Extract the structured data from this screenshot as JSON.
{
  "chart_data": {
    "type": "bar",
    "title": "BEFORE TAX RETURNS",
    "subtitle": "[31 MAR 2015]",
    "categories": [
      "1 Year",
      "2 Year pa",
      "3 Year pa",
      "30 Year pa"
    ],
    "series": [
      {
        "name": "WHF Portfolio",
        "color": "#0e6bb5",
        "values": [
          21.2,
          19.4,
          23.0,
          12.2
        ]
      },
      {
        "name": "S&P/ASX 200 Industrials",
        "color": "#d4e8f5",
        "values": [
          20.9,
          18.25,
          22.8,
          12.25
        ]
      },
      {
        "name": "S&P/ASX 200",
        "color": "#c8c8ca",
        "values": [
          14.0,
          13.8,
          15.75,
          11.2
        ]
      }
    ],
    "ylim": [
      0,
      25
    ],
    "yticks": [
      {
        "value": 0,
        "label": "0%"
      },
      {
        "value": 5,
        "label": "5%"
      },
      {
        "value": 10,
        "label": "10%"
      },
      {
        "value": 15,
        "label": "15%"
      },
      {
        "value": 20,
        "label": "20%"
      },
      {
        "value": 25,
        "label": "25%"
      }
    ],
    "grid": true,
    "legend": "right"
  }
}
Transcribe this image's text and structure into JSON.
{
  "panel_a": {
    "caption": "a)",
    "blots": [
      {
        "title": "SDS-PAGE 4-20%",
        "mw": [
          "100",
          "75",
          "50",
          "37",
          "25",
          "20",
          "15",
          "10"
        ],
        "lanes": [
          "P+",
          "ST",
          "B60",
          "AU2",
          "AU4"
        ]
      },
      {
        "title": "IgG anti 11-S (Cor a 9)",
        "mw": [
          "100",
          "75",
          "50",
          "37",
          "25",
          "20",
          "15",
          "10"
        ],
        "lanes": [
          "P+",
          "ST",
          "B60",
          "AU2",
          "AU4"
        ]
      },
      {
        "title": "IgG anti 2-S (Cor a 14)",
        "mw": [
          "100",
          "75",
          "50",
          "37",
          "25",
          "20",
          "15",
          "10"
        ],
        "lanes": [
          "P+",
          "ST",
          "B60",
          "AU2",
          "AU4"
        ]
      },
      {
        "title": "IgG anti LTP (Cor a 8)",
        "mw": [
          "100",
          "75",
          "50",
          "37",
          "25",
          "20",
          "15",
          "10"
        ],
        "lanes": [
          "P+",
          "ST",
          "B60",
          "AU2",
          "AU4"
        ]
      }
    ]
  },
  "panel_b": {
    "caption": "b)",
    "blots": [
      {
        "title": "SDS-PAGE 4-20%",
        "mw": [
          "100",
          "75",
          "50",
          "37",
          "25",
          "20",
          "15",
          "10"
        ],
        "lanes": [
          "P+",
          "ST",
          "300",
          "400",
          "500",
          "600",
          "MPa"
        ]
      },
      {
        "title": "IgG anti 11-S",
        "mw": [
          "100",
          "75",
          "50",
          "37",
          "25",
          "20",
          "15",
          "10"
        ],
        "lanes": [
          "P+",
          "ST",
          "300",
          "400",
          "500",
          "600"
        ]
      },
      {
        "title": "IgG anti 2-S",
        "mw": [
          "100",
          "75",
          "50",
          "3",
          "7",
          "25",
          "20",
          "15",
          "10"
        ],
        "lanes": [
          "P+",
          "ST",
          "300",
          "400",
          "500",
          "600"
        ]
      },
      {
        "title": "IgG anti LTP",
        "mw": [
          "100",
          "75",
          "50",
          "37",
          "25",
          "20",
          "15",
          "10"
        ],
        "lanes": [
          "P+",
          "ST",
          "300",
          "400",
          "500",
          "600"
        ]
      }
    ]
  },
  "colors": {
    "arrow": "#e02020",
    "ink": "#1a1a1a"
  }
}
● ● ●
● WRITTEN EXERCISE:
Repeat the records exactly, including every line.

● WRITTEN SOLUTION:
Extract the structured data from this screenshot as JSON.
{
  "chart_data": {
    "type": "bar",
    "title": "BEFORE TAX RETURNS",
    "subtitle": "[31 MAR 2015]",
    "categories": [
      "1 Year",
      "2 Year pa",
      "3 Year pa",
      "30 Year pa"
    ],
    "series": [
      {
        "name": "WHF Portfolio",
        "color": "#0e6bb5",
        "values": [
          21.2,
          19.4,
          23.0,
          12.2
        ]
      },
      {
        "name": "S&P/ASX 200 Industrials",
        "color": "#d4e8f5",
        "values": [
          20.9,
          18.25,
          22.8,
          12.25
        ]
      },
      {
        "name": "S&P/ASX 200",
        "color": "#c8c8ca",
        "values": [
          14.0,
          13.8,
          15.75,
          11.2
        ]
      }
    ],
    "ylim": [
      0,
      25
    ],
    "yticks": [
      {
        "value": 0,
        "label": "0%"
      },
      {
        "value": 5,
        "label": "5%"
      },
      {
        "value": 10,
        "label": "10%"
      },
      {
        "value": 15,
        "label": "15%"
      },
      {
        "value": 20,
        "label": "20%"
      },
      {
        "value": 25,
        "label": "25%"
      }
    ],
    "grid": true,
    "legend": "right"
  }
}
Transcribe this image's text and structure into JSON.
{
  "panel_a": {
    "caption": "a)",
    "blots": [
      {
        "title": "SDS-PAGE 4-20%",
        "mw": [
          "100",
          "75",
          "50",
          "37",
          "25",
          "20",
          "15",
          "10"
        ],
        "lanes": [
          "P+",
          "ST",
          "B60",
          "AU2",
          "AU4"
        ]
      },
      {
        "title": "IgG anti 11-S (Cor a 9)",
        "mw": [
          "100",
          "75",
          "50",
          "37",
          "25",
          "20",
          "15",
          "10"
        ],
        "lanes": [
          "P+",
          "ST",
          "B60",
          "AU2",
          "AU4"
        ]
      },
      {
        "title": "IgG anti 2-S (Cor a 14)",
        "mw": [
          "100",
          "75",
          "50",
          "37",
          "25",
          "20",
          "15",
          "10"
        ],
        "lanes": [
          "P+",
          "ST",
          "B60",
          "AU2",
          "AU4"
        ]
      },
      {
        "title": "IgG anti LTP (Cor a 8)",
        "mw": [
          "100",
          "75",
          "50",
          "37",
          "25",
          "20",
          "15",
          "10"
        ],
        "lanes": [
          "P+",
          "ST",
          "B60",
          "AU2",
          "AU4"
        ]
      }
    ]
  },
  "panel_b": {
    "caption": "b)",
    "blots": [
      {
        "title": "SDS-PAGE 4-20%",
        "mw": [
          "100",
          "75",
          "50",
          "37",
          "25",
          "20",
          "15",
          "10"
        ],
        "lanes": [
          "P+",
          "ST",
          "300",
          "400",
          "500",
          "600",
          "MPa"
        ]
      },
      {
        "title": "IgG anti 11-S",
        "mw": [
          "100",
          "75",
          "50",
          "37",
          "25",
          "20",
          "15",
          "10"
        ],
        "lanes": [
          "P+",
          "ST",
          "300",
          "400",
          "500",
          "600"
        ]
      },
      {
        "title": "IgG anti 2-S",
        "mw": [
          "100",
          "75",
          "50",
          "3",
          "7",
          "25",
          "20",
          "15",
          "10"
        ],
        "lanes": [
          "P+",
          "ST",
          "300",
          "400",
          "500",
          "600"
        ]
      },
      {
        "title": "IgG anti LTP",
        "mw": [
          "100",
          "75",
          "50",
          "37",
          "25",
          "20",
          "15",
          "10"
        ],
        "lanes": [
          "P+",
          "ST",
          "300",
          "400",
          "500",
          "600"
        ]
      }
    ]
  },
  "colors": {
    "arrow": "#e02020",
    "ink": "#1a1a1a"
  }
}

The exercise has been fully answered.